Copy the lines below as they are; omit the images they contain.

** Start Data for this task **

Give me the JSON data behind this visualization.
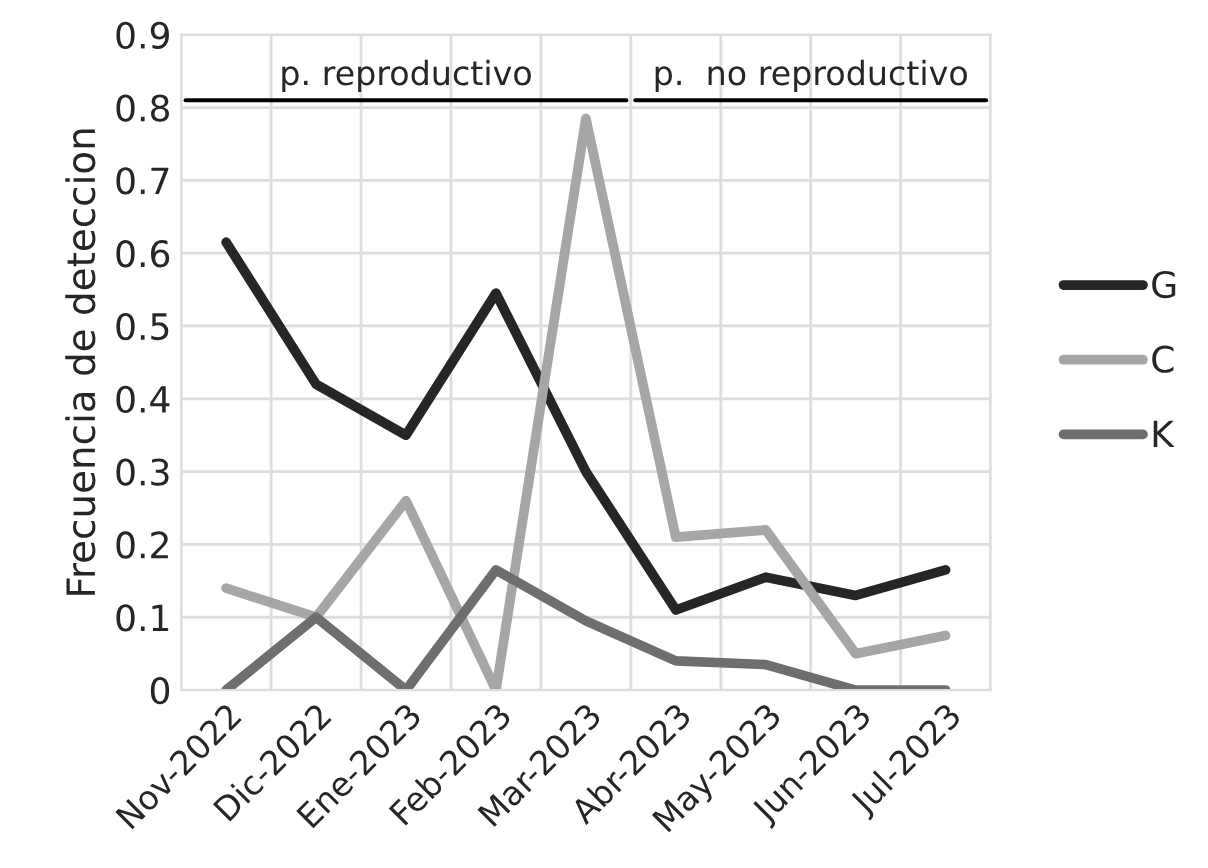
{
  "chart_data": {
    "type": "line",
    "ylabel": "Frecuencia de deteccion",
    "categories": [
      "Nov-2022",
      "Dic-2022",
      "Ene-2023",
      "Feb-2023",
      "Mar-2023",
      "Abr-2023",
      "May-2023",
      "Jun-2023",
      "Jul-2023"
    ],
    "series": [
      {
        "name": "G",
        "color": "#262626",
        "values": [
          0.615,
          0.42,
          0.35,
          0.545,
          0.3,
          0.11,
          0.155,
          0.13,
          0.165
        ]
      },
      {
        "name": "C",
        "color": "#a6a6a6",
        "values": [
          0.14,
          0.1,
          0.26,
          0.0,
          0.785,
          0.21,
          0.22,
          0.05,
          0.075
        ]
      },
      {
        "name": "K",
        "color": "#6e6e6e",
        "values": [
          0.0,
          0.1,
          0.0,
          0.165,
          0.095,
          0.04,
          0.035,
          0.0,
          0.0
        ]
      }
    ],
    "annotations": [
      "p. reproductivo",
      "p.  no reproductivo"
    ],
    "ylim": [
      0,
      0.9
    ],
    "yticks": [
      0,
      0.1,
      0.2,
      0.3,
      0.4,
      0.5,
      0.6,
      0.7,
      0.8,
      0.9
    ],
    "grid": true,
    "legend": "right",
    "marker": "none",
    "line_style": "solid"
  }
}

** End Data for this task **

Response to the task »
Give me the JSON data behind this visualization.
{
  "chart_data": {
    "type": "line",
    "ylabel": "Frecuencia de deteccion",
    "categories": [
      "Nov-2022",
      "Dic-2022",
      "Ene-2023",
      "Feb-2023",
      "Mar-2023",
      "Abr-2023",
      "May-2023",
      "Jun-2023",
      "Jul-2023"
    ],
    "series": [
      {
        "name": "G",
        "color": "#262626",
        "values": [
          0.615,
          0.42,
          0.35,
          0.545,
          0.3,
          0.11,
          0.155,
          0.13,
          0.165
        ]
      },
      {
        "name": "C",
        "color": "#a6a6a6",
        "values": [
          0.14,
          0.1,
          0.26,
          0.0,
          0.785,
          0.21,
          0.22,
          0.05,
          0.075
        ]
      },
      {
        "name": "K",
        "color": "#6e6e6e",
        "values": [
          0.0,
          0.1,
          0.0,
          0.165,
          0.095,
          0.04,
          0.035,
          0.0,
          0.0
        ]
      }
    ],
    "annotations": [
      "p. reproductivo",
      "p.  no reproductivo"
    ],
    "ylim": [
      0,
      0.9
    ],
    "yticks": [
      0,
      0.1,
      0.2,
      0.3,
      0.4,
      0.5,
      0.6,
      0.7,
      0.8,
      0.9
    ],
    "grid": true,
    "legend": "right",
    "marker": "none",
    "line_style": "solid"
  }
}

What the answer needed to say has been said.